**WRITTEN TASK**
Retype the listing unchanged, from its first line through the line that contains "paragraph-matches: Now, n".

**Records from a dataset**
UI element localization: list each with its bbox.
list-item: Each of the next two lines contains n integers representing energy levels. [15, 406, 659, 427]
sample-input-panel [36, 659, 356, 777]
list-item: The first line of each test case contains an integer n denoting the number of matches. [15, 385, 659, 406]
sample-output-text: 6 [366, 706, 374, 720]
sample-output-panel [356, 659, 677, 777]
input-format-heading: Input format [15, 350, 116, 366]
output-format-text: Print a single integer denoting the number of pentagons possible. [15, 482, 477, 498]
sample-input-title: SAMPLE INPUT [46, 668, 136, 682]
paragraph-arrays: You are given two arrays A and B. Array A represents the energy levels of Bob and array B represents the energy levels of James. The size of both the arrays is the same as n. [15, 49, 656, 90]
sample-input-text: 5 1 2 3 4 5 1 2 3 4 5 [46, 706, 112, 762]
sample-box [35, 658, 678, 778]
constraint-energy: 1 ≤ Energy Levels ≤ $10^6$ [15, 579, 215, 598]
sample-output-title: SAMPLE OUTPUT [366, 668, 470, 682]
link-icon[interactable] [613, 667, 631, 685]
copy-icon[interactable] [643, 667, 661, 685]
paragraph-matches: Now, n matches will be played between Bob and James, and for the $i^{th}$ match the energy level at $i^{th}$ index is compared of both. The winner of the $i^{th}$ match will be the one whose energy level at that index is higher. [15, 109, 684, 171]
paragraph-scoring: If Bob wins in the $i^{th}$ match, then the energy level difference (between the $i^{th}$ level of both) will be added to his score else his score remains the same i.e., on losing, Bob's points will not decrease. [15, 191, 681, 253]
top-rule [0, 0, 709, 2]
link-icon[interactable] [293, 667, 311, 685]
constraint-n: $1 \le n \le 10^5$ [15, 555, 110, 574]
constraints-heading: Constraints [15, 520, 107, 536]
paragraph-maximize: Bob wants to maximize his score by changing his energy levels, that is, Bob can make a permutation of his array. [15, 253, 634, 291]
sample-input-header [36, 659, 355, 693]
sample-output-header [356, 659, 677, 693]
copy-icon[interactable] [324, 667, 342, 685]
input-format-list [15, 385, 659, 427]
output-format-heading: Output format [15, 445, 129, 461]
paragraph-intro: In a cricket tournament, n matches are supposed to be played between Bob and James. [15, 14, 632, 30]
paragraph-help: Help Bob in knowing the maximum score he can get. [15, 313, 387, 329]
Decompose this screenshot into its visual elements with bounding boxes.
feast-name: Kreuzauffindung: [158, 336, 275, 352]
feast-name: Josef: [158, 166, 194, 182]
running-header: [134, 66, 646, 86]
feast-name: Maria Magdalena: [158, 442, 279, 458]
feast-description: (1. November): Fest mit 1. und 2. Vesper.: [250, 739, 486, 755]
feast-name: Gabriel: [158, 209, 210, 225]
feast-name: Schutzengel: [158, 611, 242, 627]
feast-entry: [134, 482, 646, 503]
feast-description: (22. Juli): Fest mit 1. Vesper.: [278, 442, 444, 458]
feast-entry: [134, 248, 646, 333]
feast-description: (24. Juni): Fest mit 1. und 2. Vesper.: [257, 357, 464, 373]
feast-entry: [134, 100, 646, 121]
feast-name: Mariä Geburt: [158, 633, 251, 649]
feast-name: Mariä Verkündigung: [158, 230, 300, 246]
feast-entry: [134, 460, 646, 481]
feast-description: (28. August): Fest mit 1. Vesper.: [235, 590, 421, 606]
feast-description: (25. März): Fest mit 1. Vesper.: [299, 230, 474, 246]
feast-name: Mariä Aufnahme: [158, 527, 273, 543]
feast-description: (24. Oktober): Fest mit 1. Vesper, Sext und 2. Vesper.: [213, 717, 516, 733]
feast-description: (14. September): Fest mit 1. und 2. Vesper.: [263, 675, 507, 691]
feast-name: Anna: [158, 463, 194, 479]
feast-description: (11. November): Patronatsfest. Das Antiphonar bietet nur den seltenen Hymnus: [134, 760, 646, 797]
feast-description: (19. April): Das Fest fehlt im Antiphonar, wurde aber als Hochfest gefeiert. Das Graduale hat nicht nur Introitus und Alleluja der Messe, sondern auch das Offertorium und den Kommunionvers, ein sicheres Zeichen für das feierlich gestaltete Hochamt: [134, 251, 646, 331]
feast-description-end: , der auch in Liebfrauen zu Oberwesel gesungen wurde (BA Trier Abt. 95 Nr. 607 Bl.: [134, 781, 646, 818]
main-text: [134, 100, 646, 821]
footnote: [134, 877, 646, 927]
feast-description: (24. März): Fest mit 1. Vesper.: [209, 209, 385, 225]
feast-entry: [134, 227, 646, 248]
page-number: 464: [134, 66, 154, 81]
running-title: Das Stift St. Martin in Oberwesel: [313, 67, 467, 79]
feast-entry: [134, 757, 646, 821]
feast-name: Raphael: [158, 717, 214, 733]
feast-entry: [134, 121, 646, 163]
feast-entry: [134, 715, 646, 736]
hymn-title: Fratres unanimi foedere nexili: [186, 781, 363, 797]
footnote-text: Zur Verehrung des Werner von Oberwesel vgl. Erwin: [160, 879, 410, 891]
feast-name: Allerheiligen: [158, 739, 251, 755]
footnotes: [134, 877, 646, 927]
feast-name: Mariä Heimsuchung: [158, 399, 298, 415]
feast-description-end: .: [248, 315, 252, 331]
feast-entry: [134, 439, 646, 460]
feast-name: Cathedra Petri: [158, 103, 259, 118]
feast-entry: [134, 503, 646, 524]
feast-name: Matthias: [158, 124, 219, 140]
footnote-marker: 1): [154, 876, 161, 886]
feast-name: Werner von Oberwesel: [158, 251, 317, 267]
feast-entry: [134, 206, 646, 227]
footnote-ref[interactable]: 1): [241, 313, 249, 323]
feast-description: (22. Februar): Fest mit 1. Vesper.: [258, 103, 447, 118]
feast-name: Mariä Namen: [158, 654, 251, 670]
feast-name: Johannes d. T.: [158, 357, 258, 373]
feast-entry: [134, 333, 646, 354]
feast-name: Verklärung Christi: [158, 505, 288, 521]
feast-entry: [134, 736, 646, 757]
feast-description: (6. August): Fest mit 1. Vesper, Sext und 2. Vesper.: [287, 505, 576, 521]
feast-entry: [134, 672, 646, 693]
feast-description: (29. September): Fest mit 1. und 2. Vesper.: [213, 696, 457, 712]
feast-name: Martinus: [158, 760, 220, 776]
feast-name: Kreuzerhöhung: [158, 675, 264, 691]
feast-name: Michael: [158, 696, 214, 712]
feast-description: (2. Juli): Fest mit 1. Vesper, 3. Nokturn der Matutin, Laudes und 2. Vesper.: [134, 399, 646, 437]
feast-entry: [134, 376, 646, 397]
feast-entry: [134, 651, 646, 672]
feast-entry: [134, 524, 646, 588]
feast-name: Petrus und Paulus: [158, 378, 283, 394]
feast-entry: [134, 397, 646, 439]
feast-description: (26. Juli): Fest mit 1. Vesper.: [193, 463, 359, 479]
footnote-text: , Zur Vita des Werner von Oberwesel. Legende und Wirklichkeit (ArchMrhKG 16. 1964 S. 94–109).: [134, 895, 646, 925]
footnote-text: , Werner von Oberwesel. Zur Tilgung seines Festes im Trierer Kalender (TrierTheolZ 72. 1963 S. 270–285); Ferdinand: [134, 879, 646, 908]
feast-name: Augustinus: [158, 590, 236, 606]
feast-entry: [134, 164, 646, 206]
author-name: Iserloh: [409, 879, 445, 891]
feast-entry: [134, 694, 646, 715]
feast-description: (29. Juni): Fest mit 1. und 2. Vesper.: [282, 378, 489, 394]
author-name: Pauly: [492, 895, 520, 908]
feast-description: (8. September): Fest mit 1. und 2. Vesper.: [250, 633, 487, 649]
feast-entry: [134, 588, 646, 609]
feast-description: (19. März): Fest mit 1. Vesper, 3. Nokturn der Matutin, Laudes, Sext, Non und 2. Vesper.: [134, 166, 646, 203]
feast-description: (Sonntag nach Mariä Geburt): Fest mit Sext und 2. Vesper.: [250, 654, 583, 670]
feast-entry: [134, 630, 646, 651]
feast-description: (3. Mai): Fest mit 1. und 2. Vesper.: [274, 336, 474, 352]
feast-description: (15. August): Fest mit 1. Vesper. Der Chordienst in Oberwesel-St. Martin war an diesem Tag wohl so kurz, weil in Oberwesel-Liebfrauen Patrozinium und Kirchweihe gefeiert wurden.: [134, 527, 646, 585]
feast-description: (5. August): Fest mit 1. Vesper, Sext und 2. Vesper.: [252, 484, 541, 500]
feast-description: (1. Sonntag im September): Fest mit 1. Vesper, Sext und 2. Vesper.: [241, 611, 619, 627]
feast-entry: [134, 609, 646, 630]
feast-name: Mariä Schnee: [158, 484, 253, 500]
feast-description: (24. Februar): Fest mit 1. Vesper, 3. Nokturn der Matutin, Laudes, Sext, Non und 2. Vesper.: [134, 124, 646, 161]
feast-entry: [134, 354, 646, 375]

**WRITTEN REPLY**
UI element localization: list each with its bbox.
list-item: Each of the next two lines contains n integers representing energy levels. [15, 406, 659, 427]
sample-input-panel [36, 659, 356, 777]
list-item: The first line of each test case contains an integer n denoting the number of matches. [15, 385, 659, 406]
sample-output-text: 6 [366, 706, 374, 720]
sample-output-panel [356, 659, 677, 777]
input-format-heading: Input format [15, 350, 116, 366]
output-format-text: Print a single integer denoting the number of pentagons possible. [15, 482, 477, 498]
sample-input-title: SAMPLE INPUT [46, 668, 136, 682]
paragraph-arrays: You are given two arrays A and B. Array A represents the energy levels of Bob and array B represents the energy levels of James. The size of both the arrays is the same as n. [15, 49, 656, 90]
sample-input-text: 5 1 2 3 4 5 1 2 3 4 5 [46, 706, 112, 762]
sample-box [35, 658, 678, 778]
constraint-energy: 1 ≤ Energy Levels ≤ $10^6$ [15, 579, 215, 598]
sample-output-title: SAMPLE OUTPUT [366, 668, 470, 682]
link-icon[interactable] [613, 667, 631, 685]
copy-icon[interactable] [643, 667, 661, 685]
paragraph-matches: Now, n matches will be played between Bob and James, and for the $i^{th}$ match the energy level at $i^{th}$ index is compared of both. The winner of the $i^{th}$ match will be the one whose energy level at that index is higher. [15, 109, 684, 171]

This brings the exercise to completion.